JOB: Extract each line where the string "Administration" shows up.

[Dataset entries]
=-=-=-=-=

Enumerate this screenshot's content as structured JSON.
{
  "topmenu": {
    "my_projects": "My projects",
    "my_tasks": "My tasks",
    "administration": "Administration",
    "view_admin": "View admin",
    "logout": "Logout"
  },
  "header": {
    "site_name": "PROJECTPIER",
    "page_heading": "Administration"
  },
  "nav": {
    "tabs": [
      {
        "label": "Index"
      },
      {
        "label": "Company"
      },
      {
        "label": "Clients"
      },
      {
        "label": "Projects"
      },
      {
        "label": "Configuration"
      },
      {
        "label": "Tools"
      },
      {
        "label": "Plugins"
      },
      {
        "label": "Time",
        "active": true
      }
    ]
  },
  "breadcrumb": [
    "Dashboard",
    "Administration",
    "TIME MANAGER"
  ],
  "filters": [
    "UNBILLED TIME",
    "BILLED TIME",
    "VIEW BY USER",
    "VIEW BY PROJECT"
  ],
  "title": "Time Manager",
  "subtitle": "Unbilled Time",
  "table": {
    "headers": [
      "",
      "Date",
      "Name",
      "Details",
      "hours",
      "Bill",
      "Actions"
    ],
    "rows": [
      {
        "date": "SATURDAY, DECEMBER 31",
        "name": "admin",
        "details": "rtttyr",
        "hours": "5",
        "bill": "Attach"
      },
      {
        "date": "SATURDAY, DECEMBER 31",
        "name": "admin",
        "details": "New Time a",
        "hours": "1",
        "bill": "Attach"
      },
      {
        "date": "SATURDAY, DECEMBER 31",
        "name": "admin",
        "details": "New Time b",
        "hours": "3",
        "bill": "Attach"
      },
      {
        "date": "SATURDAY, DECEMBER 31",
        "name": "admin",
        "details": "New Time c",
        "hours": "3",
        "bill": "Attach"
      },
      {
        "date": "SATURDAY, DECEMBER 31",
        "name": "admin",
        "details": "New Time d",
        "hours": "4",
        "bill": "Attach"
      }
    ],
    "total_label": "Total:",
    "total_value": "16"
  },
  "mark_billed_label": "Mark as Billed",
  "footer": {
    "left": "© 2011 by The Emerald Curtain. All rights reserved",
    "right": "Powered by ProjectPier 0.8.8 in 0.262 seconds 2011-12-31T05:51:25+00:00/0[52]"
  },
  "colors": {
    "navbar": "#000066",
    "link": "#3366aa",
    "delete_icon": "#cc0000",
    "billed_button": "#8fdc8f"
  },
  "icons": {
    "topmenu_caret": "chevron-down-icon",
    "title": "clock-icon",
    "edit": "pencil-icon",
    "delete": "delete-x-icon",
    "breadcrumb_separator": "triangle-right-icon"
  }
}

=-=-=-=-=

THE SOLUTION:
    "administration": "Administration",
    "page_heading": "Administration"
    "Administration",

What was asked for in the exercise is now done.